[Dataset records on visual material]
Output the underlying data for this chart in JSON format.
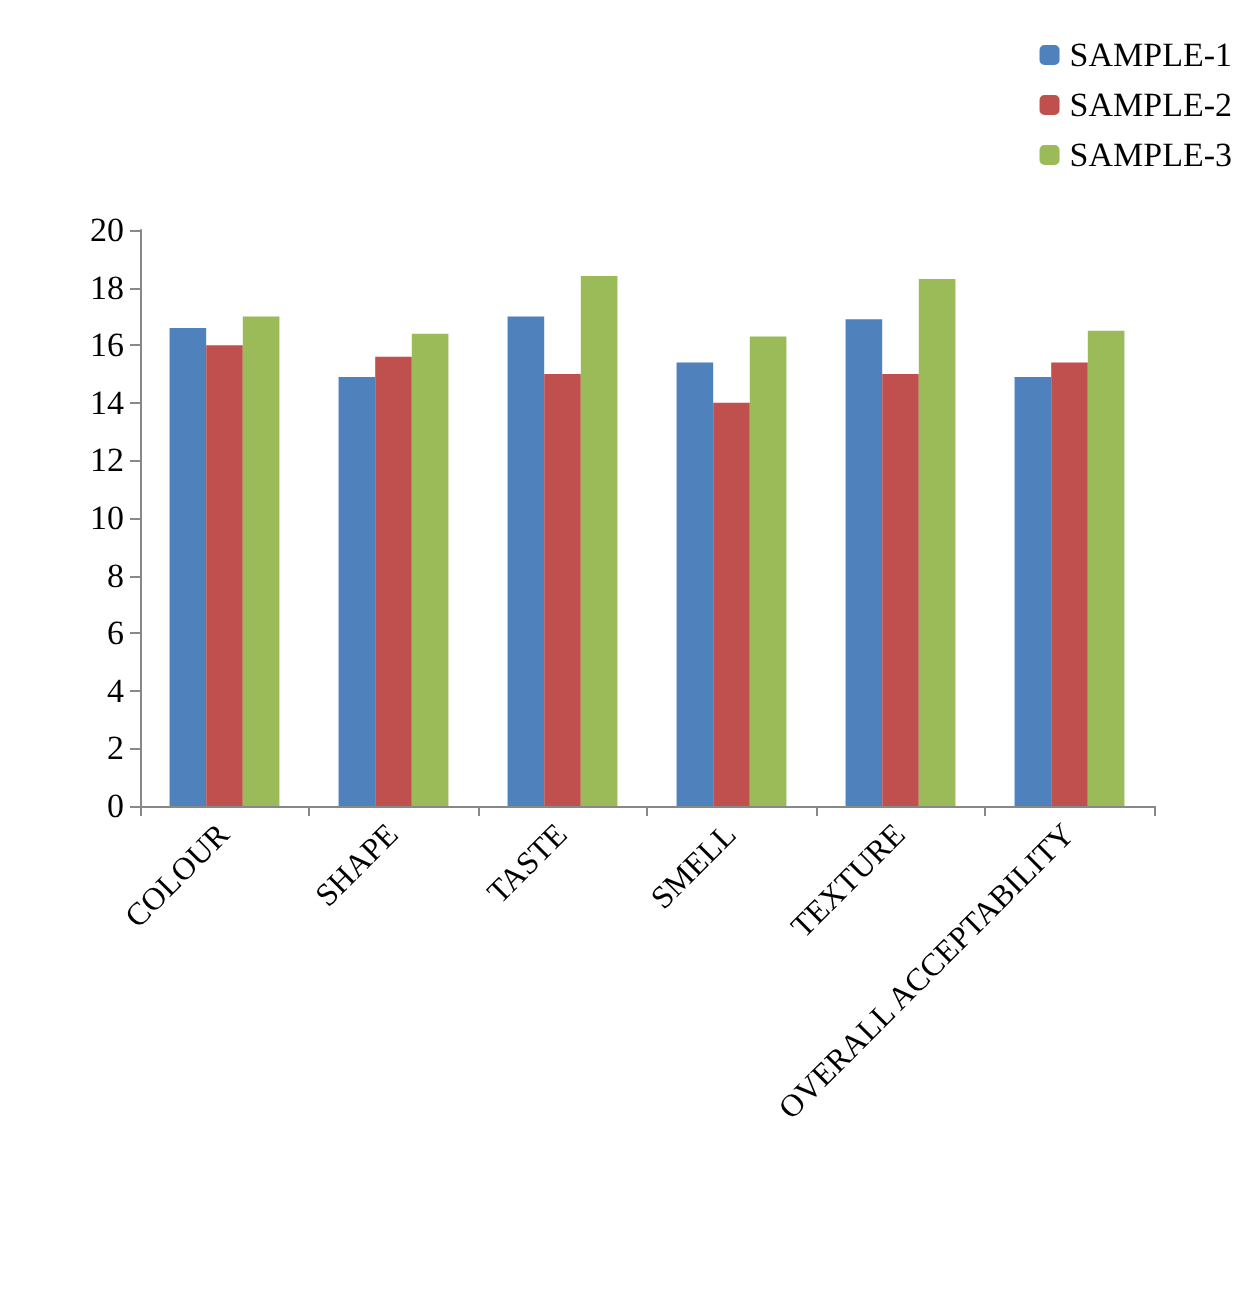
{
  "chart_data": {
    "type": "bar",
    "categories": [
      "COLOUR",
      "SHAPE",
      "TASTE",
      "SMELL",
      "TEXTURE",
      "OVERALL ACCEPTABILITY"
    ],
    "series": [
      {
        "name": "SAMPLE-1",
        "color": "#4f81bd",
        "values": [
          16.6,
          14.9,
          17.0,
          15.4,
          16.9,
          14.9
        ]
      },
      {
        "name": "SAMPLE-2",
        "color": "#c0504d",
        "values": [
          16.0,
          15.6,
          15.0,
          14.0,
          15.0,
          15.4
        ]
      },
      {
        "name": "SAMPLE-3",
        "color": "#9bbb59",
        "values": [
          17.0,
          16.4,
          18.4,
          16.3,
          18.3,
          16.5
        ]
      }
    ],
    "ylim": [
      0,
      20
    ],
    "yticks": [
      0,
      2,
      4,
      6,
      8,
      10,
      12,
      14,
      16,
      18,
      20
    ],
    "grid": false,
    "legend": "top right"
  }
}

*DO THIS:*
Leave out the pictures and print every line of the data exactly.

*WORKED SOLUTION:*
Output the underlying data for this chart in JSON format.
{
  "chart_data": {
    "type": "bar",
    "categories": [
      "COLOUR",
      "SHAPE",
      "TASTE",
      "SMELL",
      "TEXTURE",
      "OVERALL ACCEPTABILITY"
    ],
    "series": [
      {
        "name": "SAMPLE-1",
        "color": "#4f81bd",
        "values": [
          16.6,
          14.9,
          17.0,
          15.4,
          16.9,
          14.9
        ]
      },
      {
        "name": "SAMPLE-2",
        "color": "#c0504d",
        "values": [
          16.0,
          15.6,
          15.0,
          14.0,
          15.0,
          15.4
        ]
      },
      {
        "name": "SAMPLE-3",
        "color": "#9bbb59",
        "values": [
          17.0,
          16.4,
          18.4,
          16.3,
          18.3,
          16.5
        ]
      }
    ],
    "ylim": [
      0,
      20
    ],
    "yticks": [
      0,
      2,
      4,
      6,
      8,
      10,
      12,
      14,
      16,
      18,
      20
    ],
    "grid": false,
    "legend": "top right"
  }
}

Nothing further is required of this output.